RECORDS SUPPLIED
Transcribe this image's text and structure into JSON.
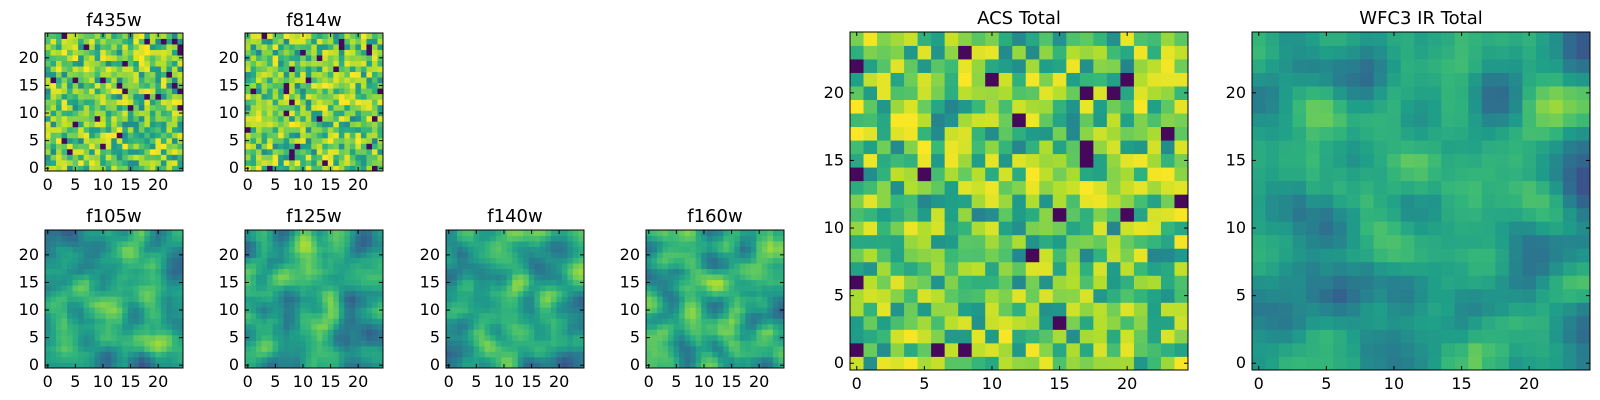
{
  "chart_data": [
    {
      "type": "heatmap",
      "title": "f435w",
      "x_ticks": [
        "0",
        "5",
        "10",
        "15",
        "20"
      ],
      "y_ticks": [
        "0",
        "5",
        "10",
        "15",
        "20"
      ],
      "xlim": [
        -0.5,
        24.5
      ],
      "ylim": [
        -0.5,
        24.5
      ],
      "grid": false,
      "colormap": "viridis",
      "style": "noise"
    },
    {
      "type": "heatmap",
      "title": "f814w",
      "x_ticks": [
        "0",
        "5",
        "10",
        "15",
        "20"
      ],
      "y_ticks": [
        "0",
        "5",
        "10",
        "15",
        "20"
      ],
      "xlim": [
        -0.5,
        24.5
      ],
      "ylim": [
        -0.5,
        24.5
      ],
      "grid": false,
      "colormap": "viridis",
      "style": "noise"
    },
    {
      "type": "heatmap",
      "title": "f105w",
      "x_ticks": [
        "0",
        "5",
        "10",
        "15",
        "20"
      ],
      "y_ticks": [
        "0",
        "5",
        "10",
        "15",
        "20"
      ],
      "xlim": [
        -0.5,
        24.5
      ],
      "ylim": [
        -0.5,
        24.5
      ],
      "grid": false,
      "colormap": "viridis",
      "style": "smooth"
    },
    {
      "type": "heatmap",
      "title": "f125w",
      "x_ticks": [
        "0",
        "5",
        "10",
        "15",
        "20"
      ],
      "y_ticks": [
        "0",
        "5",
        "10",
        "15",
        "20"
      ],
      "xlim": [
        -0.5,
        24.5
      ],
      "ylim": [
        -0.5,
        24.5
      ],
      "grid": false,
      "colormap": "viridis",
      "style": "smooth"
    },
    {
      "type": "heatmap",
      "title": "f140w",
      "x_ticks": [
        "0",
        "5",
        "10",
        "15",
        "20"
      ],
      "y_ticks": [
        "0",
        "5",
        "10",
        "15",
        "20"
      ],
      "xlim": [
        -0.5,
        24.5
      ],
      "ylim": [
        -0.5,
        24.5
      ],
      "grid": false,
      "colormap": "viridis",
      "style": "smooth"
    },
    {
      "type": "heatmap",
      "title": "f160w",
      "x_ticks": [
        "0",
        "5",
        "10",
        "15",
        "20"
      ],
      "y_ticks": [
        "0",
        "5",
        "10",
        "15",
        "20"
      ],
      "xlim": [
        -0.5,
        24.5
      ],
      "ylim": [
        -0.5,
        24.5
      ],
      "grid": false,
      "colormap": "viridis",
      "style": "smooth"
    },
    {
      "type": "heatmap",
      "title": "ACS Total",
      "x_ticks": [
        "0",
        "5",
        "10",
        "15",
        "20"
      ],
      "y_ticks": [
        "0",
        "5",
        "10",
        "15",
        "20"
      ],
      "xlim": [
        -0.5,
        24.5
      ],
      "ylim": [
        -0.5,
        24.5
      ],
      "grid": false,
      "colormap": "viridis",
      "style": "noise"
    },
    {
      "type": "heatmap",
      "title": "WFC3 IR Total",
      "x_ticks": [
        "0",
        "5",
        "10",
        "15",
        "20"
      ],
      "y_ticks": [
        "0",
        "5",
        "10",
        "15",
        "20"
      ],
      "xlim": [
        -0.5,
        24.5
      ],
      "ylim": [
        -0.5,
        24.5
      ],
      "grid": false,
      "colormap": "viridis",
      "style": "smooth"
    }
  ]
}
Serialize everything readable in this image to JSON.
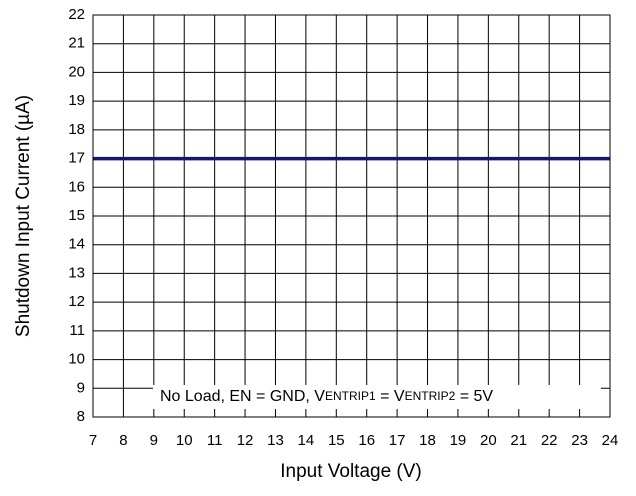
{
  "chart_data": {
    "type": "line",
    "xlabel": "Input Voltage (V)",
    "ylabel": "Shutdown Input Current (µA)",
    "annotation": [
      "No Load, EN = GND, V",
      "ENTRIP1",
      " = V",
      "ENTRIP2",
      " = 5V"
    ],
    "x": [
      7,
      24
    ],
    "series": [
      {
        "name": "Shutdown Input Current",
        "color": "#14147a",
        "values": [
          17,
          17
        ]
      }
    ],
    "xlim": [
      7,
      24
    ],
    "xticks": [
      7,
      8,
      9,
      10,
      11,
      12,
      13,
      14,
      15,
      16,
      17,
      18,
      19,
      20,
      21,
      22,
      23,
      24
    ],
    "ylim": [
      8,
      22
    ],
    "yticks": [
      8,
      9,
      10,
      11,
      12,
      13,
      14,
      15,
      16,
      17,
      18,
      19,
      20,
      21,
      22
    ],
    "grid": true
  }
}
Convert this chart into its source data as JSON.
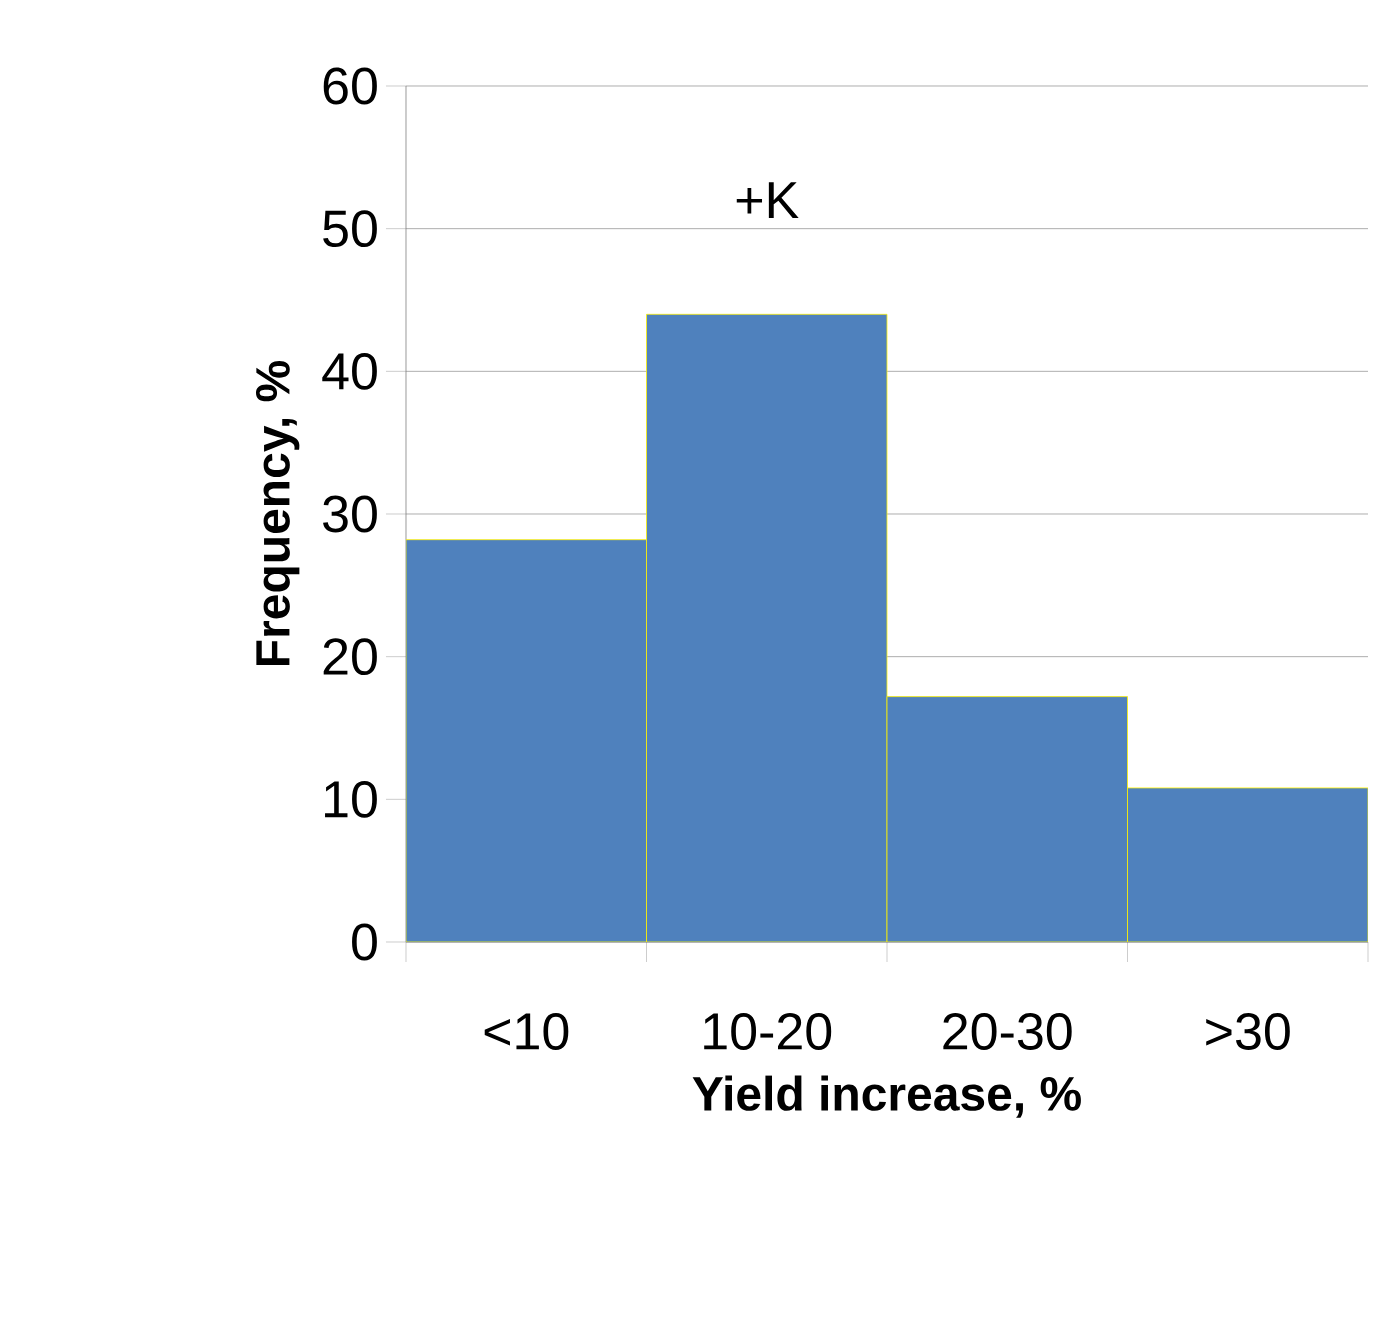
{
  "chart_data": {
    "type": "bar",
    "xlabel": "Yield increase, %",
    "ylabel": "Frequency, %",
    "categories": [
      "<10",
      "10-20",
      "20-30",
      ">30"
    ],
    "values": [
      28.2,
      44,
      17.2,
      10.8
    ],
    "color": "#4f81bd",
    "ylim": [
      0,
      60
    ],
    "yticks": [
      0,
      10,
      20,
      30,
      40,
      50,
      60
    ],
    "grid": "y",
    "annotations": [
      "+K"
    ]
  }
}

REQUIRED TASK
Beginning with the line that holds "Convert this chart", output each line to the end of the material above, exactly, omitting the pictures.

FINAL RESULT
Convert this chart into its source data as JSON.
{
  "chart_data": {
    "type": "bar",
    "xlabel": "Yield increase, %",
    "ylabel": "Frequency, %",
    "categories": [
      "<10",
      "10-20",
      "20-30",
      ">30"
    ],
    "values": [
      28.2,
      44,
      17.2,
      10.8
    ],
    "color": "#4f81bd",
    "ylim": [
      0,
      60
    ],
    "yticks": [
      0,
      10,
      20,
      30,
      40,
      50,
      60
    ],
    "grid": "y",
    "annotations": [
      "+K"
    ]
  }
}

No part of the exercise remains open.